WHAT YOU ARE ASKED TO DO: Output every record below exactly as it appears.

──────── DATASET RECORDS ────────

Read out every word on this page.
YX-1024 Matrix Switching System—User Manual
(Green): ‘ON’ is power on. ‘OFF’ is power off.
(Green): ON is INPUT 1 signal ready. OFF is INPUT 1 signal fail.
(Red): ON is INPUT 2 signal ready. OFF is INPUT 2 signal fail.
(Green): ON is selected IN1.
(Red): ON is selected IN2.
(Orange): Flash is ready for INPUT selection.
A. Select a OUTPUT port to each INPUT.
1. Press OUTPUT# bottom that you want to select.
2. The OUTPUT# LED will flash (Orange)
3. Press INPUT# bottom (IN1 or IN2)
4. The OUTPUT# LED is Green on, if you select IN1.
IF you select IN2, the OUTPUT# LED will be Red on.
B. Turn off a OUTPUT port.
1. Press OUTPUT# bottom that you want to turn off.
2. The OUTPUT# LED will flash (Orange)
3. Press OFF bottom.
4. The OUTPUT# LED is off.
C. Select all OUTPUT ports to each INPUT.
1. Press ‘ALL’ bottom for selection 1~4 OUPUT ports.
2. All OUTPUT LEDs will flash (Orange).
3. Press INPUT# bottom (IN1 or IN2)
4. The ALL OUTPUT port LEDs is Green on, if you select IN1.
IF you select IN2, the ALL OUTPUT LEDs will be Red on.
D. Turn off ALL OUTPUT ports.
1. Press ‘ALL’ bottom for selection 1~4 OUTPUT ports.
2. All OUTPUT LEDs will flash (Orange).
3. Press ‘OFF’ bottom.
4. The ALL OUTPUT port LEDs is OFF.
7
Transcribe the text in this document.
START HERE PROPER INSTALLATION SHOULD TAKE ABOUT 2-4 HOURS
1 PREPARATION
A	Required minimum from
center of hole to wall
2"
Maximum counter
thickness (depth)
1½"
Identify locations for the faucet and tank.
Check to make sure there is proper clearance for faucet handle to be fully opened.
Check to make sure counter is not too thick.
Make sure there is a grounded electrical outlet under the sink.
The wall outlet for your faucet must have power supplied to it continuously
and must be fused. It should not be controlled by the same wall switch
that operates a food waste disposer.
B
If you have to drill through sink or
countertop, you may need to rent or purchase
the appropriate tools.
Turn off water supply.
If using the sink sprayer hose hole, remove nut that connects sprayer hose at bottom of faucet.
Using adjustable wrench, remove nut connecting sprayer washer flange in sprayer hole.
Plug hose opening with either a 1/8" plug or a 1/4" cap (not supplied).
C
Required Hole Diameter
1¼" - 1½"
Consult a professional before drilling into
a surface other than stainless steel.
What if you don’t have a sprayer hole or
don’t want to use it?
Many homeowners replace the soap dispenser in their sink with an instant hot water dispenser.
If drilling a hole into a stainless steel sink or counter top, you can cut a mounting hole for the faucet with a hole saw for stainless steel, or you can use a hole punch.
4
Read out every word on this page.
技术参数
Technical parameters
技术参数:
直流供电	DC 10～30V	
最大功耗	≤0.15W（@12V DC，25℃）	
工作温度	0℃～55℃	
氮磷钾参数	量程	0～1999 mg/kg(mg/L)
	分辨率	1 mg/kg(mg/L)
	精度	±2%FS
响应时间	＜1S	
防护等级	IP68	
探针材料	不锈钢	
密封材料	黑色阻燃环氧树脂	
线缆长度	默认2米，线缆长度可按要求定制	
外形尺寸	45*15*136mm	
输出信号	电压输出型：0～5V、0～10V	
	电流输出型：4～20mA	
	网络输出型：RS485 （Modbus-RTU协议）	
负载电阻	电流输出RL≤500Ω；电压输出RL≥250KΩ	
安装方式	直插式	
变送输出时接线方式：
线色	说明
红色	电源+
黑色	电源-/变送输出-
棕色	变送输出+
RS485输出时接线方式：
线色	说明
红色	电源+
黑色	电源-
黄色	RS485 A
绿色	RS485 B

────────

PROBLEM SOLUTION:
Read out every word on this page.
YX-1024 Matrix Switching System—User Manual
(Green): ‘ON’ is power on. ‘OFF’ is power off.
(Green): ON is INPUT 1 signal ready. OFF is INPUT 1 signal fail.
(Red): ON is INPUT 2 signal ready. OFF is INPUT 2 signal fail.
(Green): ON is selected IN1.
(Red): ON is selected IN2.
(Orange): Flash is ready for INPUT selection.
A. Select a OUTPUT port to each INPUT.
1. Press OUTPUT# bottom that you want to select.
2. The OUTPUT# LED will flash (Orange)
3. Press INPUT# bottom (IN1 or IN2)
4. The OUTPUT# LED is Green on, if you select IN1.
IF you select IN2, the OUTPUT# LED will be Red on.
B. Turn off a OUTPUT port.
1. Press OUTPUT# bottom that you want to turn off.
2. The OUTPUT# LED will flash (Orange)
3. Press OFF bottom.
4. The OUTPUT# LED is off.
C. Select all OUTPUT ports to each INPUT.
1. Press ‘ALL’ bottom for selection 1~4 OUPUT ports.
2. All OUTPUT LEDs will flash (Orange).
3. Press INPUT# bottom (IN1 or IN2)
4. The ALL OUTPUT port LEDs is Green on, if you select IN1.
IF you select IN2, the ALL OUTPUT LEDs will be Red on.
D. Turn off ALL OUTPUT ports.
1. Press ‘ALL’ bottom for selection 1~4 OUTPUT ports.
2. All OUTPUT LEDs will flash (Orange).
3. Press ‘OFF’ bottom.
4. The ALL OUTPUT port LEDs is OFF.
7
Transcribe the text in this document.
START HERE PROPER INSTALLATION SHOULD TAKE ABOUT 2-4 HOURS
1 PREPARATION
A	Required minimum from
center of hole to wall
2"
Maximum counter
thickness (depth)
1½"
Identify locations for the faucet and tank.
Check to make sure there is proper clearance for faucet handle to be fully opened.
Check to make sure counter is not too thick.
Make sure there is a grounded electrical outlet under the sink.
The wall outlet for your faucet must have power supplied to it continuously
and must be fused. It should not be controlled by the same wall switch
that operates a food waste disposer.
B
If you have to drill through sink or
countertop, you may need to rent or purchase
the appropriate tools.
Turn off water supply.
If using the sink sprayer hose hole, remove nut that connects sprayer hose at bottom of faucet.
Using adjustable wrench, remove nut connecting sprayer washer flange in sprayer hole.
Plug hose opening with either a 1/8" plug or a 1/4" cap (not supplied).
C
Required Hole Diameter
1¼" - 1½"
Consult a professional before drilling into
a surface other than stainless steel.
What if you don’t have a sprayer hole or
don’t want to use it?
Many homeowners replace the soap dispenser in their sink with an instant hot water dispenser.
If drilling a hole into a stainless steel sink or counter top, you can cut a mounting hole for the faucet with a hole saw for stainless steel, or you can use a hole punch.
4
Read out every word on this page.
技术参数
Technical parameters
技术参数:
直流供电	DC 10～30V	
最大功耗	≤0.15W（@12V DC，25℃）	
工作温度	0℃～55℃	
氮磷钾参数	量程	0～1999 mg/kg(mg/L)
	分辨率	1 mg/kg(mg/L)
	精度	±2%FS
响应时间	＜1S	
防护等级	IP68	
探针材料	不锈钢	
密封材料	黑色阻燃环氧树脂	
线缆长度	默认2米，线缆长度可按要求定制	
外形尺寸	45*15*136mm	
输出信号	电压输出型：0～5V、0～10V	
	电流输出型：4～20mA	
	网络输出型：RS485 （Modbus-RTU协议）	
负载电阻	电流输出RL≤500Ω；电压输出RL≥250KΩ	
安装方式	直插式	
变送输出时接线方式：
线色	说明
红色	电源+
黑色	电源-/变送输出-
棕色	变送输出+
RS485输出时接线方式：
线色	说明
红色	电源+
黑色	电源-
黄色	RS485 A
绿色	RS485 B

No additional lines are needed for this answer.